Die ukrainische Band Kalush Orchestra will trotz des Kriegs am ESC in Turin teilnehmen. Russland wurde mittlerweile ausgeschlossen.
Eurovision Song Contest
Der Eurovision Song Contest im Zeichen der Ukraine? Hier ein Bild vom ukrainischen Vorentscheid 2020. - imago images/ZUMA Press

Das Wichtigste in Kürze

  • Die ukrainische Band Kalush Orchestra will am ESC teilnehmen – trotz Krieg im Heimatland.
  • Russland wurde vom Wettbewerb ausgeschlossen. Auch Belarus wird nicht zugelassen.

Die ukrainische Band Kalush Orchestra will trotz des Krieges in ihrem Land zum Eurovision Song Contest (ESC) nach Turin reisen. «Wir bereiten uns so gut wie möglich vor und geben alles, um unser Land bestmöglich zu vertreten.»

Das sagte Sänger Oleg Psyuk am Samstag - 50 Tage vor dem Finale am 14. Mai - in einem Video bei Instagram. Er dankte den ESC-Organisatoren für ihre Unterstützung. Kalush Orchestra sind mit ihrem Lied «Stefania» laut Buchmachern die grossen Favoriten auf den Sieg in Italien.

Erfasste Daten:
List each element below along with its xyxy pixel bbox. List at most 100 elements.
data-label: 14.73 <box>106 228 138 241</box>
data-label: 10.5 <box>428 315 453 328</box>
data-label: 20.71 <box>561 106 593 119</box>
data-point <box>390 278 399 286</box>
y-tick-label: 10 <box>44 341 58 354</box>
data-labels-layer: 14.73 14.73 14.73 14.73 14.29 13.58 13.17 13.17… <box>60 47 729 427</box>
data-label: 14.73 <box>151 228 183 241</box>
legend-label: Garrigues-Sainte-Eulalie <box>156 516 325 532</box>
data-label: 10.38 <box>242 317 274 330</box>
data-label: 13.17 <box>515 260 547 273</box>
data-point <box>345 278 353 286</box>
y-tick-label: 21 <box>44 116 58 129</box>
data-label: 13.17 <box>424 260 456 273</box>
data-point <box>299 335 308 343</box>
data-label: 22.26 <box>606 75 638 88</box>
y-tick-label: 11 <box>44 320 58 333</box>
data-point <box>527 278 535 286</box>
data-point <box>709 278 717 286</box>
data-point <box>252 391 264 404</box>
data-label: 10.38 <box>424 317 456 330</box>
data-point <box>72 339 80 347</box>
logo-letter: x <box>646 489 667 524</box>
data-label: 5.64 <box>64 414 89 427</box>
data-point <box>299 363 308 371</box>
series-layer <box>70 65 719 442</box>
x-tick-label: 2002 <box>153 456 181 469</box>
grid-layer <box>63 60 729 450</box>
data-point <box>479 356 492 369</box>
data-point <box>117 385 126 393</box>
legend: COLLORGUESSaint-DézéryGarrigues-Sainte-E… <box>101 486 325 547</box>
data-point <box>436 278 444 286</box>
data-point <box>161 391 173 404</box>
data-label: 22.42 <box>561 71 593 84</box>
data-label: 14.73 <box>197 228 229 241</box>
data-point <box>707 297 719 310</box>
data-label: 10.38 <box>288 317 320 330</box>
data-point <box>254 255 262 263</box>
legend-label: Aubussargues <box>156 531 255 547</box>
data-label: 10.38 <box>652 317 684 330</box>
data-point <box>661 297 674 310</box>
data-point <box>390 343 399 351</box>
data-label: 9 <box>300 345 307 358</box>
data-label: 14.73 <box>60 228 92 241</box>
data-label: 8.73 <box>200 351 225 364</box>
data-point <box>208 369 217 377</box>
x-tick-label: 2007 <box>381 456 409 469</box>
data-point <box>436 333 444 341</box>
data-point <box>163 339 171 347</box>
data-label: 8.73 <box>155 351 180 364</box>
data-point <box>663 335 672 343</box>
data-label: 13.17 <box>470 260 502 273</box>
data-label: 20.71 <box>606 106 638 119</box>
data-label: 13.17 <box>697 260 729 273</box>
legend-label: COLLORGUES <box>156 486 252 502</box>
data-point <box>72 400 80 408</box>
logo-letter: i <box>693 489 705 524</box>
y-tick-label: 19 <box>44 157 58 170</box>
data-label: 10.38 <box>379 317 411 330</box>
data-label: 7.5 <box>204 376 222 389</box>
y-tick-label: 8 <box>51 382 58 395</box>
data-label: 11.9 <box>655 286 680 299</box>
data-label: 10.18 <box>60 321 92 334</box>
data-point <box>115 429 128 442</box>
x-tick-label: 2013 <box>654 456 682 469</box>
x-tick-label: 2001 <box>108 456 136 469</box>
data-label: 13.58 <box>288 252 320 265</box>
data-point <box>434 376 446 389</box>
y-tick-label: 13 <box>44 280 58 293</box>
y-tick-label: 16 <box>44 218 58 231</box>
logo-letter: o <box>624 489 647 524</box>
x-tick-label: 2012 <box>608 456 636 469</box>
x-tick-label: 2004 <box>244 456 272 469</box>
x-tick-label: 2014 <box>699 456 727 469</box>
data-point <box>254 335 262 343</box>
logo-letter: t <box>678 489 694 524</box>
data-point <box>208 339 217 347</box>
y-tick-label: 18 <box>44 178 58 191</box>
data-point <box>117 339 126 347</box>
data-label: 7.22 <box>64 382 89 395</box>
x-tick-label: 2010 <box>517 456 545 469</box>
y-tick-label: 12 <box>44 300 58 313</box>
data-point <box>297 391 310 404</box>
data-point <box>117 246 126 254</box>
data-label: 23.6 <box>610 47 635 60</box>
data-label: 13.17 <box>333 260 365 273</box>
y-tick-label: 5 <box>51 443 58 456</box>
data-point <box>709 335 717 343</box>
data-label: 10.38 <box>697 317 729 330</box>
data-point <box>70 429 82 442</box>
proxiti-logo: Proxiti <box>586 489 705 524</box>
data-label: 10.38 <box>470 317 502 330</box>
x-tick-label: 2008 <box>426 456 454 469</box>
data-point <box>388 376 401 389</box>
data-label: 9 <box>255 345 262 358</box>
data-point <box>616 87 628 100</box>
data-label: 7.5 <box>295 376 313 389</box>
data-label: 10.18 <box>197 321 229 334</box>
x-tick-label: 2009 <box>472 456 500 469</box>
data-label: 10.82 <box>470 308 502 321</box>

◆ ZIEL DER AUFGABE: Nehmen Sie den Bericht über Kalush Orchestra beim Eurovision Song Contest nach seinem letzten Satz wieder auf und schreiben Sie ihn weiter.

◆ ERGEBNIS DER ÜBUNG:
Die Band ist am 10. Mai für das erste Halbfinale eingeplant, das Finale steigt vier Tage später. In den sozialen Netzwerken wirbt sie seit Kriegsbeginn Ende Februar für den Widerstand der Ukrainer gegen die russischen Aggressoren. Sie zeigt auch Videozusammenschnitte des Kriegsgeschehens.

Russland ist wegen des Krieges von der Europäische Rundfunkunion (EBU) für die diesjährige Ausgabe des ESC ausgeschlossen worden. Der Verbündete Belarus war nach der Suspendierung des Senders BTRC im vergangenen Jahr auch diesmal nicht zum Wettbewerb zugelassen.